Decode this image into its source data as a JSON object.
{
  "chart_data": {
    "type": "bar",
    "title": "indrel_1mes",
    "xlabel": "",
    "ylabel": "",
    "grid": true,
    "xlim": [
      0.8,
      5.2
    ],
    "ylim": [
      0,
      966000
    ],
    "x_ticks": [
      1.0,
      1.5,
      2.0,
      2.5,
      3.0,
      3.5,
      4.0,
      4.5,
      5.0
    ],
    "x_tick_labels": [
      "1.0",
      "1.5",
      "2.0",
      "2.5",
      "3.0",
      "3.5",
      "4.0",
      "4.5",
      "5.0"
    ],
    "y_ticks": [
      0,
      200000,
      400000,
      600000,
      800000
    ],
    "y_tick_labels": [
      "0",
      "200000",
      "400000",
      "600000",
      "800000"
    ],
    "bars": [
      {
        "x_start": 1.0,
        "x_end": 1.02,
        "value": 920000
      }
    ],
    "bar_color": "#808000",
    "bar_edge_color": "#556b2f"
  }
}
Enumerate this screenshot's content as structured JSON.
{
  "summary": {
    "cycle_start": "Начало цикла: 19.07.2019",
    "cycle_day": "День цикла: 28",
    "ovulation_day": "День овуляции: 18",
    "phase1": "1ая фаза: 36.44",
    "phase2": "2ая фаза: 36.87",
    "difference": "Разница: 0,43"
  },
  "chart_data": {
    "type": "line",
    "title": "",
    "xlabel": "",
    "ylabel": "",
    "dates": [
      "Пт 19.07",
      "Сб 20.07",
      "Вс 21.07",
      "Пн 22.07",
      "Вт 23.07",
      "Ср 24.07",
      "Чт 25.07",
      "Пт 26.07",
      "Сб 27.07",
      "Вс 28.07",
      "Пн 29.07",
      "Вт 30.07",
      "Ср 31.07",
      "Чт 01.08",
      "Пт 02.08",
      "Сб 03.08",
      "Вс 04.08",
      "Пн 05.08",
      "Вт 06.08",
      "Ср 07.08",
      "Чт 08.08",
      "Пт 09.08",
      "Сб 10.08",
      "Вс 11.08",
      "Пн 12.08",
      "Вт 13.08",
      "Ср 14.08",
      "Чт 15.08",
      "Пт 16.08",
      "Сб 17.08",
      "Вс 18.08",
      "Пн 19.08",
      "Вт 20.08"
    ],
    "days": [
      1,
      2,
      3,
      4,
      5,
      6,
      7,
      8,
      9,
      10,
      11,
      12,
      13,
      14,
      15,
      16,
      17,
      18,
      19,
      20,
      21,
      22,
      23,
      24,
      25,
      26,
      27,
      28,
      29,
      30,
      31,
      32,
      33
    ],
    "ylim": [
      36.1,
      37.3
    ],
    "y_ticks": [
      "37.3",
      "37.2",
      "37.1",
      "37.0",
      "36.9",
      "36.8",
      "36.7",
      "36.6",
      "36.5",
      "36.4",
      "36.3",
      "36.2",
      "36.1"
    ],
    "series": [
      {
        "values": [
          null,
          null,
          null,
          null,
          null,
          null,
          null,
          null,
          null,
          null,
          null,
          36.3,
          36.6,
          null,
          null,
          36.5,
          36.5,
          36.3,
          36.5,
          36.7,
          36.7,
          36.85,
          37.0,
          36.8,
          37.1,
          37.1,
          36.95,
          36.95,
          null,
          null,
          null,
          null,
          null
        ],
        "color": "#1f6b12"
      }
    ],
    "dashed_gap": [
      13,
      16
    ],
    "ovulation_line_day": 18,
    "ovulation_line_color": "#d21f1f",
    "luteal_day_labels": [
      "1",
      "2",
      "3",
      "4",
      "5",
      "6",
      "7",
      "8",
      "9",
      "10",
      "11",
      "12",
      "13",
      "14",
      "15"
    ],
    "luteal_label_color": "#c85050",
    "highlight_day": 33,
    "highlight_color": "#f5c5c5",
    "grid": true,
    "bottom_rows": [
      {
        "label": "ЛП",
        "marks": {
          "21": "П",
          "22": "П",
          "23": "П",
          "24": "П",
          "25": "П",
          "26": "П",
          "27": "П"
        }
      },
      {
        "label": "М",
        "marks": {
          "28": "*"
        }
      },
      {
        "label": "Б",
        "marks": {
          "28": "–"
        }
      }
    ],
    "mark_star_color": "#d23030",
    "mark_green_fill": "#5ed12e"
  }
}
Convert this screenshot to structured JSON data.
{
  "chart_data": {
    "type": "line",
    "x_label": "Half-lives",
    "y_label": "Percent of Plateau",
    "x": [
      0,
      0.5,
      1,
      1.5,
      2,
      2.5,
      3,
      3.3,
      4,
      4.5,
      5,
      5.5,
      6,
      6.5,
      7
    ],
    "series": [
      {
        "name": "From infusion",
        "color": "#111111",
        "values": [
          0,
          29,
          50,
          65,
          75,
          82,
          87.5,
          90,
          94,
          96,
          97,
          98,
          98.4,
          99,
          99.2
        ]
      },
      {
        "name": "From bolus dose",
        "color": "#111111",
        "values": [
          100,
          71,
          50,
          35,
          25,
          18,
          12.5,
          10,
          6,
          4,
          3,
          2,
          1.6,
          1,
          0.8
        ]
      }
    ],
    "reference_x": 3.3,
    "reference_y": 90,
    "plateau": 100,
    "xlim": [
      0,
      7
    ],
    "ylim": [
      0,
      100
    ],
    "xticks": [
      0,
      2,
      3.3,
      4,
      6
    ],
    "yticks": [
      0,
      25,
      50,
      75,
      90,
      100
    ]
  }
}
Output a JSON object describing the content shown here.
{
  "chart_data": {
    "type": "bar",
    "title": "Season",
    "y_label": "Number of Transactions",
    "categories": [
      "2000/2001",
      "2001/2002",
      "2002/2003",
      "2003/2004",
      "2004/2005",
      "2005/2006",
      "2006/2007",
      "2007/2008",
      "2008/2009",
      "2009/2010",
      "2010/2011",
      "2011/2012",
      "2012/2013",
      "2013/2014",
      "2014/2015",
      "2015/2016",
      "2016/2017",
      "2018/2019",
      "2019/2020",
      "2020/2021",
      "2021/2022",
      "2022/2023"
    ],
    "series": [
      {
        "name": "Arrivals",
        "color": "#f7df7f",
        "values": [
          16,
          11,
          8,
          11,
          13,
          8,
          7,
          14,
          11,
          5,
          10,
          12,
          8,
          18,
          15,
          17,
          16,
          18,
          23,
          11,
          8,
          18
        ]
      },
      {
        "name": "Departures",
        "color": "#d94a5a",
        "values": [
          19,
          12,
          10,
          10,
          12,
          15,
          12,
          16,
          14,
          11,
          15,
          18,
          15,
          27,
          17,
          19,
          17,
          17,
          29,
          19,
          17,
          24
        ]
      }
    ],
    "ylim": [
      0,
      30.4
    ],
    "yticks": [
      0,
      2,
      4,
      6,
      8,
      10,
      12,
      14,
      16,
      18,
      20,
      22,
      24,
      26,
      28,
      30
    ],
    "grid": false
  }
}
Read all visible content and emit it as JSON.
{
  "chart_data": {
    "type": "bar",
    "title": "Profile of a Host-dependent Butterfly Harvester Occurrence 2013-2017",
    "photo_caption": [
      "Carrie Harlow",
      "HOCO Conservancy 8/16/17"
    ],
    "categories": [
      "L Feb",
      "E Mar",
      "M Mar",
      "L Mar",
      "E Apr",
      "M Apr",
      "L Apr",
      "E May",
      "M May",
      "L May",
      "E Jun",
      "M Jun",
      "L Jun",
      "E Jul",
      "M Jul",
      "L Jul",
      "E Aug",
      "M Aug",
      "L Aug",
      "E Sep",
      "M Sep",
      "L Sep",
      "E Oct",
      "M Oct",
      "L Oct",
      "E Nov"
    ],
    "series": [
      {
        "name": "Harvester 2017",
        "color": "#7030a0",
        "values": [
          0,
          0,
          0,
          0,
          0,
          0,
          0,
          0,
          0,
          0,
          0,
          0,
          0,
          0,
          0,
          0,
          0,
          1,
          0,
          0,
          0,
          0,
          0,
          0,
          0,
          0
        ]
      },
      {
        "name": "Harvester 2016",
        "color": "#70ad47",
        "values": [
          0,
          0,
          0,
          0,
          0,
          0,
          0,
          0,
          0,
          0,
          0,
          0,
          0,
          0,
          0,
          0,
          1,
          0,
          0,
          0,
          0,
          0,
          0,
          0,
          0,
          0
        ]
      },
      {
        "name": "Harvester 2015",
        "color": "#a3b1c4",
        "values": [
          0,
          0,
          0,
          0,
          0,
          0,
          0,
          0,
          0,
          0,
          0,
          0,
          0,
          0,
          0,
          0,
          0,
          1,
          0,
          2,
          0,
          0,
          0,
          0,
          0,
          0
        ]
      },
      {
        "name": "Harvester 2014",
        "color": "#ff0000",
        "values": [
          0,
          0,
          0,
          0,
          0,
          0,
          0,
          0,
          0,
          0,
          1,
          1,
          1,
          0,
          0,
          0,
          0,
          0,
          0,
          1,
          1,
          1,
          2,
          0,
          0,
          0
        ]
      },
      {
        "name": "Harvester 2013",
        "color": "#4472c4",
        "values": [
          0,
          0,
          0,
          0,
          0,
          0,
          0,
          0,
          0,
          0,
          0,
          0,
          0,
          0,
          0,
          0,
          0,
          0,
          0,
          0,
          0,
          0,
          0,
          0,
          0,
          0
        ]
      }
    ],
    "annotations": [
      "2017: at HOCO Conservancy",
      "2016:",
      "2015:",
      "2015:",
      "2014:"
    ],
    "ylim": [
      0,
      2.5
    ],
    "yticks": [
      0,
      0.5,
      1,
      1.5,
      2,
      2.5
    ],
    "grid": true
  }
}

+++

Your task: Return every line containing "JSON".

Result of the task:
Decode this image into its source data as a JSON object.
Enumerate this screenshot's content as structured JSON.
Convert this screenshot to structured JSON data.
Output a JSON object describing the content shown here.
Read all visible content and emit it as JSON.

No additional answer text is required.